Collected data
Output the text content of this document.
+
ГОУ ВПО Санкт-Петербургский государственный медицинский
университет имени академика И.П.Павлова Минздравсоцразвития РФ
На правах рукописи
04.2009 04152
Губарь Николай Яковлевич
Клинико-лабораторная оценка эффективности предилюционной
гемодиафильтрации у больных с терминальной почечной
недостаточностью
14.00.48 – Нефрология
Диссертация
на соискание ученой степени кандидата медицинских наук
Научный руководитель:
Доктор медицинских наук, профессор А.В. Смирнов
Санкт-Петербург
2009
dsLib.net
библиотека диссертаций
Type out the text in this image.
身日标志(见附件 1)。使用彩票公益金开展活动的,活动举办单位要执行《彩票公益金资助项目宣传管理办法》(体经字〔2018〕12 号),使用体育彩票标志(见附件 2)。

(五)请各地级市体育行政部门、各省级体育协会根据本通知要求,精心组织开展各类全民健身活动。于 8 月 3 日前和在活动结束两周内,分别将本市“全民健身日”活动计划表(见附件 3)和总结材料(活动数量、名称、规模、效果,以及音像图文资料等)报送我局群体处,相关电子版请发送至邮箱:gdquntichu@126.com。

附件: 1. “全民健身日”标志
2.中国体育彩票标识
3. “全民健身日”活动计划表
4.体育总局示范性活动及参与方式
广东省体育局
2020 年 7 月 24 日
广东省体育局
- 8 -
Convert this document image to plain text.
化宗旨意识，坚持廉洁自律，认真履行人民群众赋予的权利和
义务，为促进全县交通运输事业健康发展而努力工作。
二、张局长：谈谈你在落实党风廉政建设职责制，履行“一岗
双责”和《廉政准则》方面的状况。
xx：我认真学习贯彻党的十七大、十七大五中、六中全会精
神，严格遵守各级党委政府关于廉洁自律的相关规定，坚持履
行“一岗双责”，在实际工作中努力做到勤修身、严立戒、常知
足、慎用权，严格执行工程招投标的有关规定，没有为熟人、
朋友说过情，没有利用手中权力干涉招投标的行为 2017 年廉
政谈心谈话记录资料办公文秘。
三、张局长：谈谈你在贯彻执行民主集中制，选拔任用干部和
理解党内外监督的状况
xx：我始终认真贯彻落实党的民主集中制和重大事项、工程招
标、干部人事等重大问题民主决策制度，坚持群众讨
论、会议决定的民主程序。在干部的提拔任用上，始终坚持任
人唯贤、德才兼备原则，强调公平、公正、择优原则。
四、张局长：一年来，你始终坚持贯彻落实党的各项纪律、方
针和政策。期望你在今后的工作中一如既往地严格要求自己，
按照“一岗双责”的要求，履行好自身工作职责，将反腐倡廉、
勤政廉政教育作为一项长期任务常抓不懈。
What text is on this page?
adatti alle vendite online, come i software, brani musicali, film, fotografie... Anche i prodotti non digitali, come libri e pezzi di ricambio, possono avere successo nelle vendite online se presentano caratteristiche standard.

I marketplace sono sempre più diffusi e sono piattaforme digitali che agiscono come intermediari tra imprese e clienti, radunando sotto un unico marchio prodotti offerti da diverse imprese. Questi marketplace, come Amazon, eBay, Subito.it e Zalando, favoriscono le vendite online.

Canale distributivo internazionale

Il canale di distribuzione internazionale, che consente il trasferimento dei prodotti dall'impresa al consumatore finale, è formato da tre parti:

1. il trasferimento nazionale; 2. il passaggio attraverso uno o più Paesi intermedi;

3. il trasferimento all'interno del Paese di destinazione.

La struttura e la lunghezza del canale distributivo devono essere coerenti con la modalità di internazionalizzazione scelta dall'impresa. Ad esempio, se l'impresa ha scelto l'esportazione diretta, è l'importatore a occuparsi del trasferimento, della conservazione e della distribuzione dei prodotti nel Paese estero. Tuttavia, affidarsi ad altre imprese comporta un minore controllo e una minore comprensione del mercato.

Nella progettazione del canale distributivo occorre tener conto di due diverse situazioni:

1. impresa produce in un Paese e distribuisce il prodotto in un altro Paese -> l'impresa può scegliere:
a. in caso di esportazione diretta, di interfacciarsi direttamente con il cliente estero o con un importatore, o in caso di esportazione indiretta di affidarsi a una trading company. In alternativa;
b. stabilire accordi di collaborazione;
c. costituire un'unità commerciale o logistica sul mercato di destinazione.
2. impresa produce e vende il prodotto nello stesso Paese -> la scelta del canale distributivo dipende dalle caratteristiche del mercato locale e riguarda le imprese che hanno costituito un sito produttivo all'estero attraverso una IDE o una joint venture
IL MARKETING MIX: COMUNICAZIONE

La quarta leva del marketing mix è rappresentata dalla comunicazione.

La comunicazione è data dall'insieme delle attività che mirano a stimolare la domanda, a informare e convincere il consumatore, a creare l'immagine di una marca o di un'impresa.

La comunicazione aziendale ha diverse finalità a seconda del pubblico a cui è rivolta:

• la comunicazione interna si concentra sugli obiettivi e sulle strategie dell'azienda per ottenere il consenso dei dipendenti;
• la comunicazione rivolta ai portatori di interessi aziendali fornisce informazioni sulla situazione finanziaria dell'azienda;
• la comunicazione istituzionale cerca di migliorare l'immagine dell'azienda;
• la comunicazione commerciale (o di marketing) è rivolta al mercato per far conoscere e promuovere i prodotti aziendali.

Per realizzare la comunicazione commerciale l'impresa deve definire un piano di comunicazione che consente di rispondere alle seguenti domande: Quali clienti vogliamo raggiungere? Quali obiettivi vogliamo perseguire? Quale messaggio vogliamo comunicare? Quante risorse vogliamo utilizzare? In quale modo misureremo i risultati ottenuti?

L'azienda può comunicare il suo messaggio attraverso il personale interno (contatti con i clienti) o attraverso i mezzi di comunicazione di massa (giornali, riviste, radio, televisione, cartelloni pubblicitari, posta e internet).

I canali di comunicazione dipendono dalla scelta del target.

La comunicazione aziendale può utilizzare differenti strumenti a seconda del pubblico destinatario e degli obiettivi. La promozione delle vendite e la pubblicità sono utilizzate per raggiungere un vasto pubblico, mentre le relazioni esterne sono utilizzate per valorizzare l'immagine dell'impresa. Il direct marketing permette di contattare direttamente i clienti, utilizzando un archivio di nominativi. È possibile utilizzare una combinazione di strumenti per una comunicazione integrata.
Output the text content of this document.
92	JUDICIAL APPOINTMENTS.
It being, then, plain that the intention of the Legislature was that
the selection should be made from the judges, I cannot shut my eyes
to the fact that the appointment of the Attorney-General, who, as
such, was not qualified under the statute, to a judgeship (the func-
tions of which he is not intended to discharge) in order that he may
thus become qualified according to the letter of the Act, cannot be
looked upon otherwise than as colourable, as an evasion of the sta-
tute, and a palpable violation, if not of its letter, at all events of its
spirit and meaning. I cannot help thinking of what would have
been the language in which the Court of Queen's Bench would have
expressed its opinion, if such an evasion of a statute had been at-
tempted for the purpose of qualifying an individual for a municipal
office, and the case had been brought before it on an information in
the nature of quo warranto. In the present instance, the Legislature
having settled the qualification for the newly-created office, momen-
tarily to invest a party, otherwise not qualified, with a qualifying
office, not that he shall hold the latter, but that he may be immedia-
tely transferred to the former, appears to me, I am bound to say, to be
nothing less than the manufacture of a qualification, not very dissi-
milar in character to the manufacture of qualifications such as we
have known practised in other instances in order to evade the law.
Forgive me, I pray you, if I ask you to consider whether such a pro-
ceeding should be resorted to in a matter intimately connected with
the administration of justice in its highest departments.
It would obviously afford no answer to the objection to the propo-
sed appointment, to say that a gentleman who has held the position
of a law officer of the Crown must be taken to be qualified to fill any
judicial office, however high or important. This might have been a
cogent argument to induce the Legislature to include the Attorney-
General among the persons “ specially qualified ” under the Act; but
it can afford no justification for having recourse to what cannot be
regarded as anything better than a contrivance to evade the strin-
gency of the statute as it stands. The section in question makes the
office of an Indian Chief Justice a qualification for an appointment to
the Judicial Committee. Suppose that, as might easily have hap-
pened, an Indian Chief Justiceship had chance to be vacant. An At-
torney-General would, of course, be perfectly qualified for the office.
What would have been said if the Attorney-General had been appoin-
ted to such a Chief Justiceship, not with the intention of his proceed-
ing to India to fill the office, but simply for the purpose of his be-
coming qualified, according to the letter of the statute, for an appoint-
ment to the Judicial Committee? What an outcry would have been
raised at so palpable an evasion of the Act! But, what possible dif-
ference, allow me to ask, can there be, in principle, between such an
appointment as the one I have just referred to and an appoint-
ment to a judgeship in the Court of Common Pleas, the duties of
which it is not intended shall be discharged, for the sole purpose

WHAT IS BEING ASKED
Report the number of lines in the entries above that include the word "afford" and add nothing to it.

OUTPUT BELOW
2